Check each line of the records for "document"; collect those that have it.

Records from a collection:
[start]

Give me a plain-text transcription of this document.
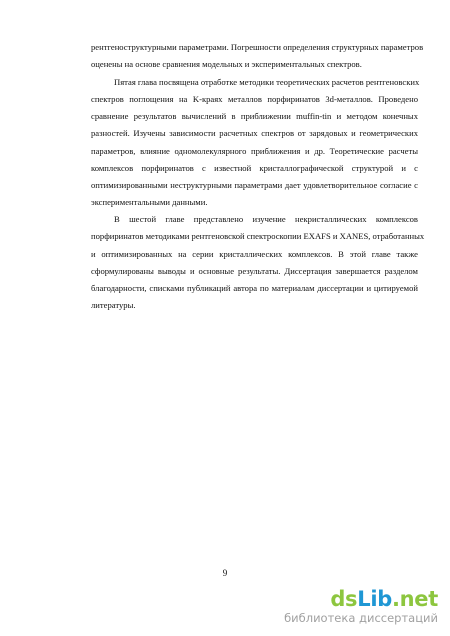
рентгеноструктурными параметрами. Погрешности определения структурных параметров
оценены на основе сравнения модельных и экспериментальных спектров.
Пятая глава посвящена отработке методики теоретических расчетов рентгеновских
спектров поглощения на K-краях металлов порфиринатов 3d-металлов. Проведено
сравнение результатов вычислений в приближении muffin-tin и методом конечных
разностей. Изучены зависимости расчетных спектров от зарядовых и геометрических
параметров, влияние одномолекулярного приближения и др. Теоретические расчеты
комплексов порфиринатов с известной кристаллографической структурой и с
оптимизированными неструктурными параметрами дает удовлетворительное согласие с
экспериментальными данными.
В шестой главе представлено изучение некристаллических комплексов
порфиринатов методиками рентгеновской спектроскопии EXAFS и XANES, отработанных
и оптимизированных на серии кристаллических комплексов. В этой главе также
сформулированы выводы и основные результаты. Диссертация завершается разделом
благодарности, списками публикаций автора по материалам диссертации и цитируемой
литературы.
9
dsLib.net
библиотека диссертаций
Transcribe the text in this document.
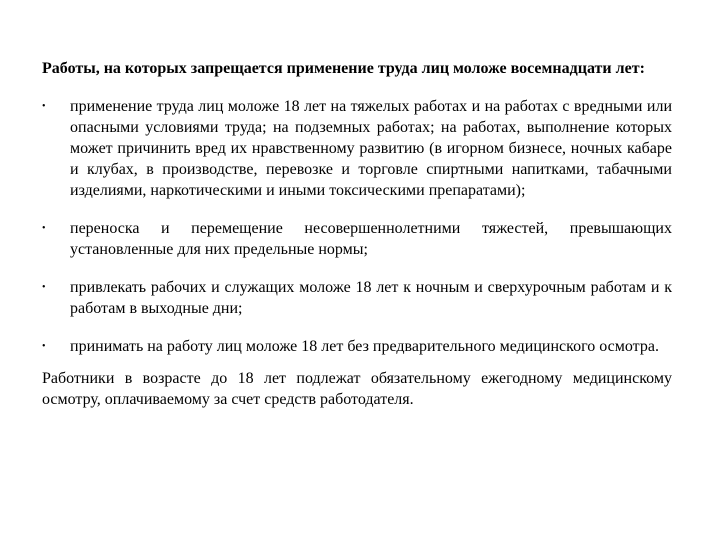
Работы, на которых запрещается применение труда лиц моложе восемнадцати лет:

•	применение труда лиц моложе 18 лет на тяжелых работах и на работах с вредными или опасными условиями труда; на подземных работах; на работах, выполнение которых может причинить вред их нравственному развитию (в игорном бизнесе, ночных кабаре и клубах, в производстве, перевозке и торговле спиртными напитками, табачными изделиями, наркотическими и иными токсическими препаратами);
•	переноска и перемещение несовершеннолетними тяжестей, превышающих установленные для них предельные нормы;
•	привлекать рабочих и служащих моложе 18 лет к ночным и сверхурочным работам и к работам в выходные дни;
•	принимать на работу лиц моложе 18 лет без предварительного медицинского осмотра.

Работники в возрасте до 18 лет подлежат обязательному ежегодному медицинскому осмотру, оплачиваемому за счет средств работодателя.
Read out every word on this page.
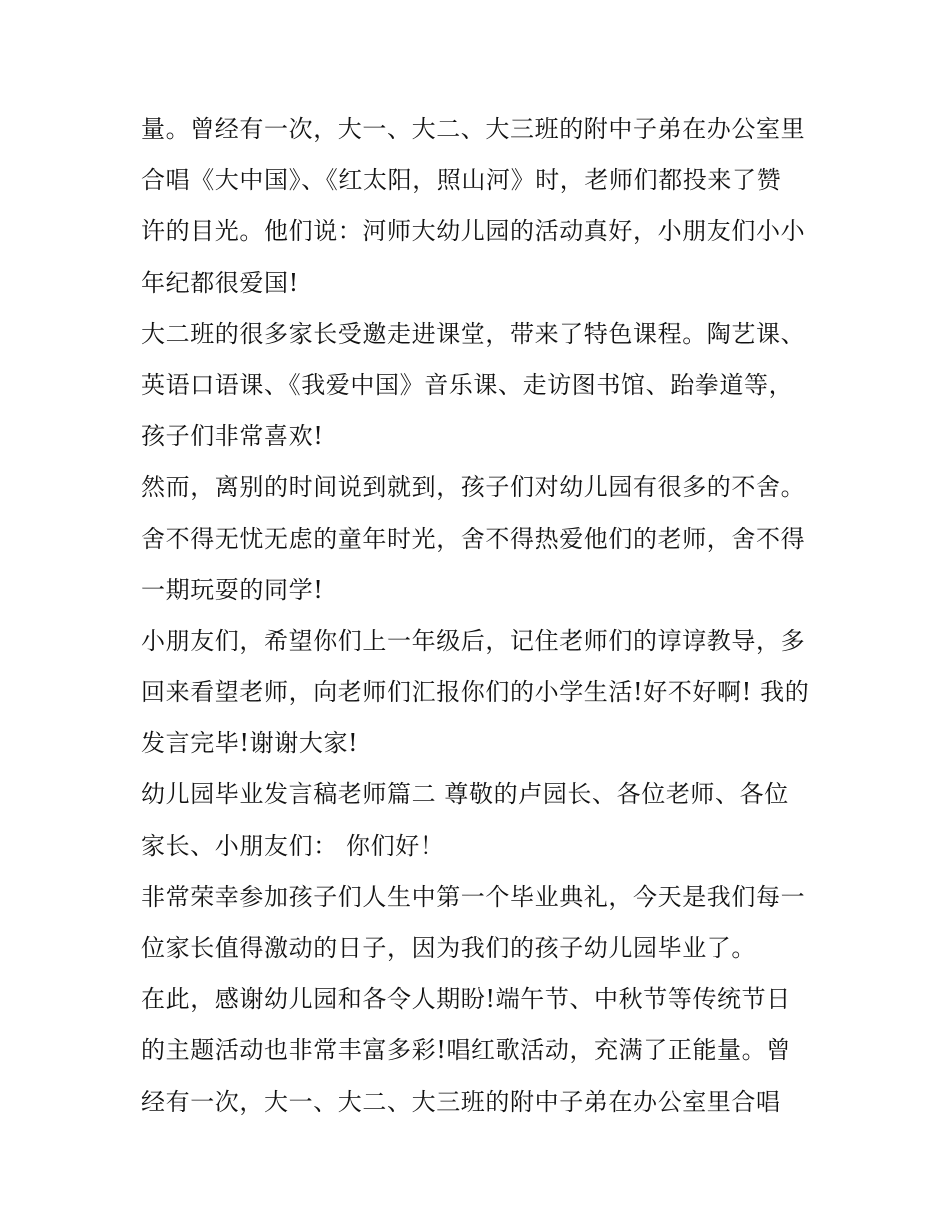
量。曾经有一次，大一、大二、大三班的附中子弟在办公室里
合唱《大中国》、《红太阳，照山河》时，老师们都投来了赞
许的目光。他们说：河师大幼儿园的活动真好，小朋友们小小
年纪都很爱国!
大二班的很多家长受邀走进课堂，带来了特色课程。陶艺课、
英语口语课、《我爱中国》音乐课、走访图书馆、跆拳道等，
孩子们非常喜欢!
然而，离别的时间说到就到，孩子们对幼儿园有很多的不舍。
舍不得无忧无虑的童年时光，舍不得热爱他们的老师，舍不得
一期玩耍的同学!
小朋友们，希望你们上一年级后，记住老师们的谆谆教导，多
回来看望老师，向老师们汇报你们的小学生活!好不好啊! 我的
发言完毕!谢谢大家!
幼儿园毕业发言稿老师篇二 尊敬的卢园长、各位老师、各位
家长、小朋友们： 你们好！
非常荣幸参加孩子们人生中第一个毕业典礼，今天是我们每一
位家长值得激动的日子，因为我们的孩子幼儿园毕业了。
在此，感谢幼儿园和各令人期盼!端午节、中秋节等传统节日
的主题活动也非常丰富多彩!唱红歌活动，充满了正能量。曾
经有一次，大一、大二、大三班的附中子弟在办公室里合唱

[end]

▶ [THE OUTPUT]
Give me a plain-text transcription of this document.
Transcribe the text in this document.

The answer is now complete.